### Set problem
Extract every line where the string "successful" appears.

### Provided entries

++++++

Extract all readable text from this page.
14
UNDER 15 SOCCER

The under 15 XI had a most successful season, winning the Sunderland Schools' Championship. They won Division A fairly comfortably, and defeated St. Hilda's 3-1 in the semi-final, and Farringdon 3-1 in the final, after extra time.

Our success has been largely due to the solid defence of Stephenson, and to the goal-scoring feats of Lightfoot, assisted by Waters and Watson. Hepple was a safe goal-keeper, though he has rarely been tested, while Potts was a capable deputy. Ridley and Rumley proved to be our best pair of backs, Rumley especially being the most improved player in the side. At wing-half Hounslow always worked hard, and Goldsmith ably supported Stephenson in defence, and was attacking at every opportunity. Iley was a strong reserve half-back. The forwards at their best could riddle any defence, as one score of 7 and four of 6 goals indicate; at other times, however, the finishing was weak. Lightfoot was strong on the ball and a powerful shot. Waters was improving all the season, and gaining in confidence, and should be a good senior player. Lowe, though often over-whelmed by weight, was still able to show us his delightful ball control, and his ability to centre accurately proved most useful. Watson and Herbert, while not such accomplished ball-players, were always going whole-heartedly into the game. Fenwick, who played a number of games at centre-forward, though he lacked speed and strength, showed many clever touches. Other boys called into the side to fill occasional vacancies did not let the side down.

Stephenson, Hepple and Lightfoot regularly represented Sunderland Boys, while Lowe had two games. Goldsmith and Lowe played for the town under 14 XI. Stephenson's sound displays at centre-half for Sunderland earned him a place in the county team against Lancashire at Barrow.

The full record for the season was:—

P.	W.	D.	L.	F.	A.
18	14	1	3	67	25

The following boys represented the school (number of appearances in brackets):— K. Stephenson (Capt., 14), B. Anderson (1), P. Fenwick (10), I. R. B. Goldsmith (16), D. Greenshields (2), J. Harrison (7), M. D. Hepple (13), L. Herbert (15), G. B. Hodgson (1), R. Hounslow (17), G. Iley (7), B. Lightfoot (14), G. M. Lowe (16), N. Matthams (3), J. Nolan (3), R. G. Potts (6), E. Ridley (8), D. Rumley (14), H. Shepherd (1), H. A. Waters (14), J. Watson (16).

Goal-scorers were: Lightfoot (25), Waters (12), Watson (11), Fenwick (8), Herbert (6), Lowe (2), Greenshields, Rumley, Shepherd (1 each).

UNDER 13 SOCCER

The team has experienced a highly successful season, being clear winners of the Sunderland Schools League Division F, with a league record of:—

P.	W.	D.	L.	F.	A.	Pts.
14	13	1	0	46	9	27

++++++

### Response
The under 15 XI had a most successful season, winning the Sunderland Schools' Championship. They won Division A fairly comfortably, and defeated St. Hilda's 3-1 in the semi-final, and Farringdon 3-1 in the final, after extra time.
The team has experienced a highly successful season, being clear winners of the Sunderland Schools League Division F, with a league record of:—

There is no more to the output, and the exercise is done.